### Short task
Omit every image, and transcribe the remaining entries exactly as given.

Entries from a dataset
^^^^
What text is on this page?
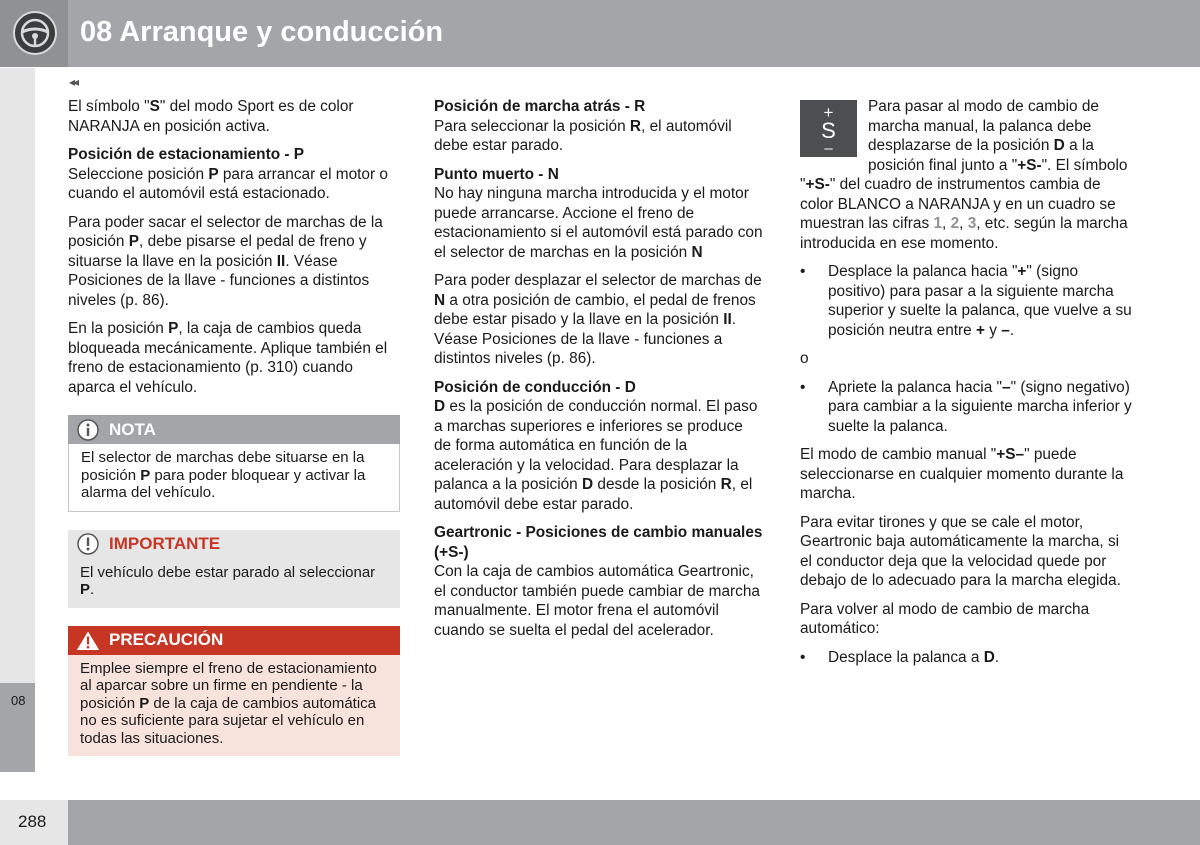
08 Arranque y conducción
◂◂
08
288

El símbolo "S" del modo Sport es de color NARANJA en posición activa.

Posición de estacionamiento - P

Seleccione posición P para arrancar el motor o cuando el automóvil está estacionado.

Para poder sacar el selector de marchas de la posición P, debe pisarse el pedal de freno y situarse la llave en la posición II. Véase Posiciones de la llave - funciones a distintos niveles (p. 86).

En la posición P, la caja de cambios queda bloqueada mecánicamente. Aplique también el freno de estacionamiento (p. 310) cuando aparca el vehículo.

NOTA
El selector de marchas debe situarse en la posición P para poder bloquear y activar la alarma del vehículo.
IMPORTANTE
El vehículo debe estar parado al seleccionar P.
PRECAUCIÓN
Emplee siempre el freno de estacionamiento al aparcar sobre un firme en pendiente - la posición P de la caja de cambios automática no es suficiente para sujetar el vehículo en todas las situaciones.
Posición de marcha atrás - R

Para seleccionar la posición R, el automóvil debe estar parado.

Punto muerto - N

No hay ninguna marcha introducida y el motor puede arrancarse. Accione el freno de estacionamiento si el automóvil está parado con el selector de marchas en la posición N

Para poder desplazar el selector de marchas de N a otra posición de cambio, el pedal de frenos debe estar pisado y la llave en la posición II. Véase Posiciones de la llave - funciones a distintos niveles (p. 86).

Posición de conducción - D

D es la posición de conducción normal. El paso a marchas superiores e inferiores se produce de forma automática en función de la aceleración y la velocidad. Para desplazar la palanca a la posición D desde la posición R, el automóvil debe estar parado.

Geartronic - Posiciones de cambio manuales (+S-)

Con la caja de cambios automática Geartronic, el conductor también puede cambiar de marcha manualmente. El motor frena el automóvil cuando se suelta el pedal del acelerador.

+
S
–
Para pasar al modo de cambio de marcha manual, la palanca debe desplazarse de la posición D a la posición final junto a "+S-". El símbolo "+S-" del cuadro de instrumentos cambia de color BLANCO a NARANJA y en un cuadro se muestran las cifras 1, 2, 3, etc. según la marcha introducida en ese momento.

• Desplace la palanca hacia "+" (signo positivo) para pasar a la siguiente marcha superior y suelte la palanca, que vuelve a su posición neutra entre + y –.

o

• Apriete la palanca hacia "–" (signo negativo) para cambiar a la siguiente marcha inferior y suelte la palanca.

El modo de cambio manual "+S–" puede seleccionarse en cualquier momento durante la marcha.

Para evitar tirones y que se cale el motor, Geartronic baja automáticamente la marcha, si el conductor deja que la velocidad quede por debajo de lo adecuado para la marcha elegida.

Para volver al modo de cambio de marcha automático:

• Desplace la palanca a D.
^^^^
### The completed task
What text is on this page?
08 Arranque y conducción
◂◂
08
288

El símbolo "S" del modo Sport es de color NARANJA en posición activa.

Posición de estacionamiento - P

Seleccione posición P para arrancar el motor o cuando el automóvil está estacionado.

Para poder sacar el selector de marchas de la posición P, debe pisarse el pedal de freno y situarse la llave en la posición II. Véase Posiciones de la llave - funciones a distintos niveles (p. 86).

En la posición P, la caja de cambios queda bloqueada mecánicamente. Aplique también el freno de estacionamiento (p. 310) cuando aparca el vehículo.

NOTA
El selector de marchas debe situarse en la posición P para poder bloquear y activar la alarma del vehículo.
IMPORTANTE
El vehículo debe estar parado al seleccionar P.
PRECAUCIÓN
Emplee siempre el freno de estacionamiento al aparcar sobre un firme en pendiente - la posición P de la caja de cambios automática no es suficiente para sujetar el vehículo en todas las situaciones.
Posición de marcha atrás - R

Para seleccionar la posición R, el automóvil debe estar parado.

Punto muerto - N

No hay ninguna marcha introducida y el motor puede arrancarse. Accione el freno de estacionamiento si el automóvil está parado con el selector de marchas en la posición N

Para poder desplazar el selector de marchas de N a otra posición de cambio, el pedal de frenos debe estar pisado y la llave en la posición II. Véase Posiciones de la llave - funciones a distintos niveles (p. 86).

Posición de conducción - D

D es la posición de conducción normal. El paso a marchas superiores e inferiores se produce de forma automática en función de la aceleración y la velocidad. Para desplazar la palanca a la posición D desde la posición R, el automóvil debe estar parado.

Geartronic - Posiciones de cambio manuales (+S-)

Con la caja de cambios automática Geartronic, el conductor también puede cambiar de marcha manualmente. El motor frena el automóvil cuando se suelta el pedal del acelerador.

+
S
–
Para pasar al modo de cambio de marcha manual, la palanca debe desplazarse de la posición D a la posición final junto a "+S-". El símbolo "+S-" del cuadro de instrumentos cambia de color BLANCO a NARANJA y en un cuadro se muestran las cifras 1, 2, 3, etc. según la marcha introducida en ese momento.

• Desplace la palanca hacia "+" (signo positivo) para pasar a la siguiente marcha superior y suelte la palanca, que vuelve a su posición neutra entre + y –.

o

• Apriete la palanca hacia "–" (signo negativo) para cambiar a la siguiente marcha inferior y suelte la palanca.

El modo de cambio manual "+S–" puede seleccionarse en cualquier momento durante la marcha.

Para evitar tirones y que se cale el motor, Geartronic baja automáticamente la marcha, si el conductor deja que la velocidad quede por debajo de lo adecuado para la marcha elegida.

Para volver al modo de cambio de marcha automático:

• Desplace la palanca a D.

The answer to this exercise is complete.